=== TASK INPUT ===
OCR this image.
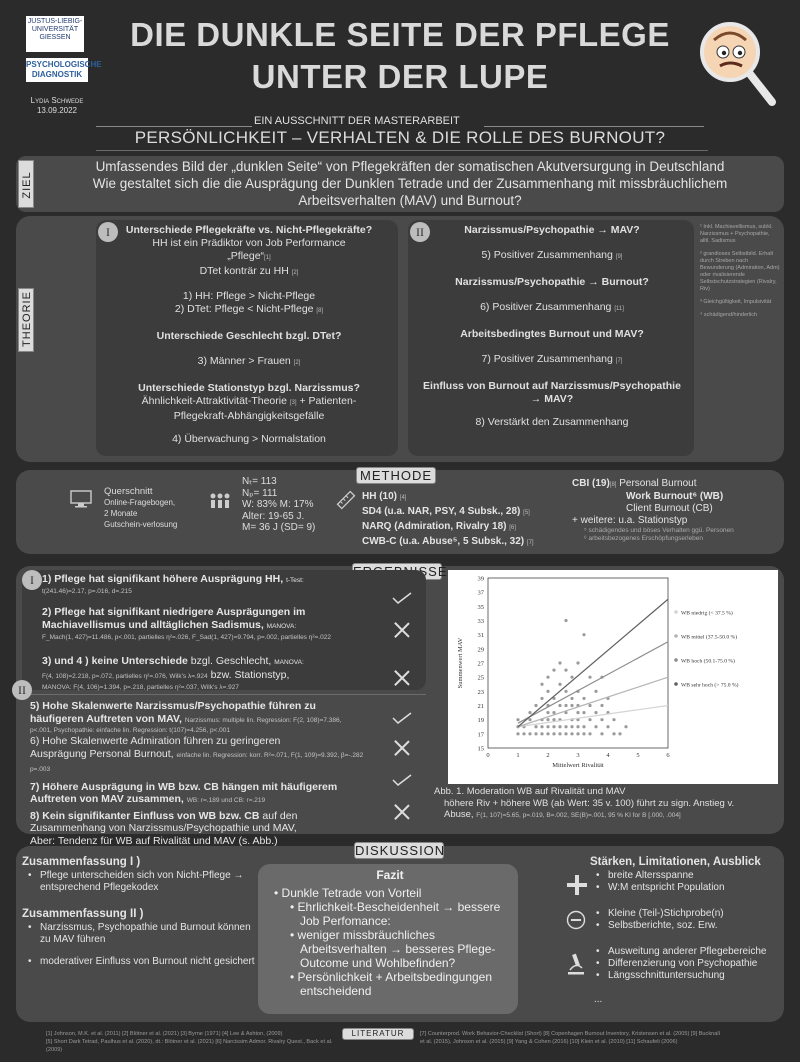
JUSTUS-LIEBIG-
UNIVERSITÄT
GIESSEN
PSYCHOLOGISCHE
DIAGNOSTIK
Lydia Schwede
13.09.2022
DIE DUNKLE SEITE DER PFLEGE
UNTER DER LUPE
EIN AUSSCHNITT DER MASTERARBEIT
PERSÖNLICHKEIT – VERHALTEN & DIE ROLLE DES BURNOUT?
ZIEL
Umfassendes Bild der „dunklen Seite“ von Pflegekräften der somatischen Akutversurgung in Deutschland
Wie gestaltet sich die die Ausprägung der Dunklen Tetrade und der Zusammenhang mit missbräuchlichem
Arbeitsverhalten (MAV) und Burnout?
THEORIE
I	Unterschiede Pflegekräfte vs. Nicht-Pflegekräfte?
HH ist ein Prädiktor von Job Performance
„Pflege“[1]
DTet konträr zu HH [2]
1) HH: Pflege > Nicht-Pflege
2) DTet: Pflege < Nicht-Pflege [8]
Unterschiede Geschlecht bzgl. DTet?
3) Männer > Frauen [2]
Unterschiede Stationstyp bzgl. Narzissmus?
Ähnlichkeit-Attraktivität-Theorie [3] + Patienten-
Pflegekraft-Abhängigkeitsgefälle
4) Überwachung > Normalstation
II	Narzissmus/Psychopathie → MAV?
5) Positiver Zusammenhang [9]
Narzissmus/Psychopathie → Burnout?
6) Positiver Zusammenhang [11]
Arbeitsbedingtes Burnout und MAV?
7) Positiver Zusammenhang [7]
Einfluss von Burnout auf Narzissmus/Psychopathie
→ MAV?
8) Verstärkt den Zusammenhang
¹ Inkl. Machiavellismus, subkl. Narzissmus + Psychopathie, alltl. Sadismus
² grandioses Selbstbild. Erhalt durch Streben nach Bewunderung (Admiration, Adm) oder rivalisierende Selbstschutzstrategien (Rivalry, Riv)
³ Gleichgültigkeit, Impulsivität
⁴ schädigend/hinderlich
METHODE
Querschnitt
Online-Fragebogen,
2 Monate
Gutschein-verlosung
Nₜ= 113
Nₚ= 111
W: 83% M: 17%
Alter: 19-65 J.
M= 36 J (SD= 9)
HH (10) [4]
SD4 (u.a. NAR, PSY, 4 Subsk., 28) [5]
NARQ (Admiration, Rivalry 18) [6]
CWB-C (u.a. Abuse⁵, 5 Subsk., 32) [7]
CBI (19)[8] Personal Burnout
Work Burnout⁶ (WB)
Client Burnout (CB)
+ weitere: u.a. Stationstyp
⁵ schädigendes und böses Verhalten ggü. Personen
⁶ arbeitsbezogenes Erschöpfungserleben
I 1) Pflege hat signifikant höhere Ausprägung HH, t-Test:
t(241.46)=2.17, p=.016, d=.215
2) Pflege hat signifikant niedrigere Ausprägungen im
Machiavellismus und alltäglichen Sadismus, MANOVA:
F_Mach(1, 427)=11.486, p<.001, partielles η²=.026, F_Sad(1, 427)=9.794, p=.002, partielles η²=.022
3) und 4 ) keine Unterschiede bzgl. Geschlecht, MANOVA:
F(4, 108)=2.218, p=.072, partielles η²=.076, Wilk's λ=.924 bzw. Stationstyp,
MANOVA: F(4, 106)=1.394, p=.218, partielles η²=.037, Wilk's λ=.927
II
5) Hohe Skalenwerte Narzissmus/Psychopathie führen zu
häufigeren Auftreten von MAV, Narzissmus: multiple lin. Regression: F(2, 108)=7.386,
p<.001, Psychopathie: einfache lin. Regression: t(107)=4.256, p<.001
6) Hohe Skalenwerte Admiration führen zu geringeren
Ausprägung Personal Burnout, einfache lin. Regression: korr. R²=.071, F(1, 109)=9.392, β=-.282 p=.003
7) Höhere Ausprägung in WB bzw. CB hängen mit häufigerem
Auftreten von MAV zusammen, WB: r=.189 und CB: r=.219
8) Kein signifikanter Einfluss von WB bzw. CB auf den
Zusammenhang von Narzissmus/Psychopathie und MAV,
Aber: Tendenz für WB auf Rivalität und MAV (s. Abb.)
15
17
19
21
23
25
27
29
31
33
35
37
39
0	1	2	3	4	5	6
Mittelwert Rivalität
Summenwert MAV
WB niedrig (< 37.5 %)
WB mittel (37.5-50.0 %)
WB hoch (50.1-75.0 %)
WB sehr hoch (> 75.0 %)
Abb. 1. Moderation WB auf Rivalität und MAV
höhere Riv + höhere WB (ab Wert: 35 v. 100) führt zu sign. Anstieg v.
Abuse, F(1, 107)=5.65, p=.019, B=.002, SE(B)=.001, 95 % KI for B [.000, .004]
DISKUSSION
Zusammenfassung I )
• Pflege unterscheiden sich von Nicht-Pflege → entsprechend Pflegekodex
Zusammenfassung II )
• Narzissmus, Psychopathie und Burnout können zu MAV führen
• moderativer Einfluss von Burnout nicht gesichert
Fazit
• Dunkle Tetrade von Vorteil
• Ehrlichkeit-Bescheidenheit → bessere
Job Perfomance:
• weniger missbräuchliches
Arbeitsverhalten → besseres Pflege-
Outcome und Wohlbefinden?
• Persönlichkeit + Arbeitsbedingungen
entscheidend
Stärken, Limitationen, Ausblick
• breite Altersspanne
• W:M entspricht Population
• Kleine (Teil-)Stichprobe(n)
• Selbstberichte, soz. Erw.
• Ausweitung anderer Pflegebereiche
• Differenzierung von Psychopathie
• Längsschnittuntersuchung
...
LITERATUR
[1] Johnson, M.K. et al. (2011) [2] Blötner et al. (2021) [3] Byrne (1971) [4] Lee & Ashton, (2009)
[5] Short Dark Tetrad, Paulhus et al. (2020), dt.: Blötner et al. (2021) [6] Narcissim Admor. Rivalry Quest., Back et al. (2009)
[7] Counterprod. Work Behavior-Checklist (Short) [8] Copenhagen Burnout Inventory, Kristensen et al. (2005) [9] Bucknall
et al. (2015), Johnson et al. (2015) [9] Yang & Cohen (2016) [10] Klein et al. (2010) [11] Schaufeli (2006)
===
Copy each line of the listing that carries the word "Work".

Work Burnout⁶ (WB)
[7] Counterprod. Work Behavior-Checklist (Short) [8] Copenhagen Burnout Inventory, Kristensen et al. (2005) [9] Bucknall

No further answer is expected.